┌──
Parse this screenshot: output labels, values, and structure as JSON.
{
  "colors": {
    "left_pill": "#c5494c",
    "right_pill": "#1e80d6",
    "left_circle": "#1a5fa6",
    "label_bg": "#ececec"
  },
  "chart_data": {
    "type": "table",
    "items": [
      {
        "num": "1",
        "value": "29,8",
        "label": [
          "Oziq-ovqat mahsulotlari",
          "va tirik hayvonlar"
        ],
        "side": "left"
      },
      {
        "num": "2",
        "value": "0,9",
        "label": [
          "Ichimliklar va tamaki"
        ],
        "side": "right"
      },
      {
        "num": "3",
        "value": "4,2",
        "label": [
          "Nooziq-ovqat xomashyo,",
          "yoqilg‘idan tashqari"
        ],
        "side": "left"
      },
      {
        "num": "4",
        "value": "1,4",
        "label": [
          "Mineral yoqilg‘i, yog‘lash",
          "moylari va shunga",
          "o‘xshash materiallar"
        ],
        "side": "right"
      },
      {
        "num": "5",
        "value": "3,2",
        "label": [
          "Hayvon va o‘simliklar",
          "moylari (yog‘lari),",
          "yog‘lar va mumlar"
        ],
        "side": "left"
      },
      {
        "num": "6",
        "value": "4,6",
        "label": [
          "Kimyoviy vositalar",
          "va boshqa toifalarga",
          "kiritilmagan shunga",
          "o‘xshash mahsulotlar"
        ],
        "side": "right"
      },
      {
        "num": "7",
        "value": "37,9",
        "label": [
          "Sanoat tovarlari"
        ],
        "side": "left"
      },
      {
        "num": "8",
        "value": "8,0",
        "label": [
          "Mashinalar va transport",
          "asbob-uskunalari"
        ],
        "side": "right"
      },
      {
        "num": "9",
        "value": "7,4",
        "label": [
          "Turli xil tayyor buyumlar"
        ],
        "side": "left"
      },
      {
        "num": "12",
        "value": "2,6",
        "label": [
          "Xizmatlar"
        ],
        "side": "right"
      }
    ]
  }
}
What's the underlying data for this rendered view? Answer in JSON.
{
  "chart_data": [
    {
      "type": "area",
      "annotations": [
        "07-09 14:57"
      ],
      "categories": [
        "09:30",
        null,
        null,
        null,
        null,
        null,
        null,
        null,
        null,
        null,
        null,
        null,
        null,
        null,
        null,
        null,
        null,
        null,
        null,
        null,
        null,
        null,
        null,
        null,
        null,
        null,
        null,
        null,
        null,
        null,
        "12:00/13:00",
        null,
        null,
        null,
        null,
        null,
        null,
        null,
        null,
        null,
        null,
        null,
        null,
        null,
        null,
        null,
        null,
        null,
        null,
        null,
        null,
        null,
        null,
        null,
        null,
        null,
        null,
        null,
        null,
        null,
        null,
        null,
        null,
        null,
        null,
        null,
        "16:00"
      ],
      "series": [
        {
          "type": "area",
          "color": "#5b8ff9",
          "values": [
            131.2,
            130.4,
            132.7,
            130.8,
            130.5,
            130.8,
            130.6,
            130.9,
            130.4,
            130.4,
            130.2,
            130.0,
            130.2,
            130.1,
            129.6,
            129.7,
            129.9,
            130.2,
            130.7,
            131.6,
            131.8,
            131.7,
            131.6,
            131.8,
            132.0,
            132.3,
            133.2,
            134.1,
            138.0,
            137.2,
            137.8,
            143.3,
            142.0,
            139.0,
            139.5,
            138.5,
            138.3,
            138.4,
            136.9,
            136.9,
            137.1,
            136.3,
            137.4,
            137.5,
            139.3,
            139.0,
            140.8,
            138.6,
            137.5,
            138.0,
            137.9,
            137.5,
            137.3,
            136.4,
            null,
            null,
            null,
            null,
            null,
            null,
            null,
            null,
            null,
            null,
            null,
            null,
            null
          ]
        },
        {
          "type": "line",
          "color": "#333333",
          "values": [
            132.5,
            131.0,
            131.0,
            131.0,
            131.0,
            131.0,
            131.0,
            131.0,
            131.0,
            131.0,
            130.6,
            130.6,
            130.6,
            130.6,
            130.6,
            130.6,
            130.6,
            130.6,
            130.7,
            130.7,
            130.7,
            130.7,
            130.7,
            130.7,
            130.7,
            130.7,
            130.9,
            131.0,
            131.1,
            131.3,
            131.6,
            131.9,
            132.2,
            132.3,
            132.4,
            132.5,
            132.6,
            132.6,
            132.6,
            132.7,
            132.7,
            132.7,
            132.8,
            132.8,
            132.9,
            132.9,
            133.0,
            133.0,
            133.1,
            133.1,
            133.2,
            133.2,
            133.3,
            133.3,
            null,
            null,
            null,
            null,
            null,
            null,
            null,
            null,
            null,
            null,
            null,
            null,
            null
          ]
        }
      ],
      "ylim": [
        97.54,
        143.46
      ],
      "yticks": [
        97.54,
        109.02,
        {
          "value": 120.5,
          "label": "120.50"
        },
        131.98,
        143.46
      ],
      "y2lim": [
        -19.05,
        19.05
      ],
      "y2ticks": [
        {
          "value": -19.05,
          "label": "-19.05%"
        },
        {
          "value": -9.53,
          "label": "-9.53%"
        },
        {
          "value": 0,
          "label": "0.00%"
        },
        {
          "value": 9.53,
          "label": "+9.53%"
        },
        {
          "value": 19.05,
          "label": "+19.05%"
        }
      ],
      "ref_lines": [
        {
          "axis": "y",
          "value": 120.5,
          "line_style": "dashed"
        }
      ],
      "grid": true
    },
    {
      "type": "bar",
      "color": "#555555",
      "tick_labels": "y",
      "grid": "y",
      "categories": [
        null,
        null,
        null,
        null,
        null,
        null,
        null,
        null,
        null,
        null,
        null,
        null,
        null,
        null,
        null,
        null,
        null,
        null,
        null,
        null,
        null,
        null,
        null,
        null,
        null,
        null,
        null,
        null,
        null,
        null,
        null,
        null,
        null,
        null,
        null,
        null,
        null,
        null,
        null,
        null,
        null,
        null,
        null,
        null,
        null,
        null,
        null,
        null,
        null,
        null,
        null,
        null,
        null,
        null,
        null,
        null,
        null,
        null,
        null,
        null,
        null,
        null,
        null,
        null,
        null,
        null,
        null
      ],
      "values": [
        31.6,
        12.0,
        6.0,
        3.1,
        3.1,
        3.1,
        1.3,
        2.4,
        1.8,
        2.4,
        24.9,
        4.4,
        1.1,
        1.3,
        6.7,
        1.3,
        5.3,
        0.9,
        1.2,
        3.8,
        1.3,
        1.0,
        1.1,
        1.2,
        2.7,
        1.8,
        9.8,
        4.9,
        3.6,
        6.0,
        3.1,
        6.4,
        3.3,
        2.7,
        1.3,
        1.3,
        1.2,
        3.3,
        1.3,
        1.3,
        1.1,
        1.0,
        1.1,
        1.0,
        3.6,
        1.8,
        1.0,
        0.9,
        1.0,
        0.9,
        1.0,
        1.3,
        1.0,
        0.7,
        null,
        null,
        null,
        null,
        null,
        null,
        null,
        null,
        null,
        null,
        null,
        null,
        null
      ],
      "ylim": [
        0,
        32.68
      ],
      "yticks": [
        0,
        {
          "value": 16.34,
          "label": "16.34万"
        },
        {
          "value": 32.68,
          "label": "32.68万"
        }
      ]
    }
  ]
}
└──
### AIM OF THE TASK
Report each line of the material above where the word "ovqat" appears.

### RESPONSE BELOW
          "Oziq-ovqat mahsulotlari",
          "Nooziq-ovqat xomashyo,",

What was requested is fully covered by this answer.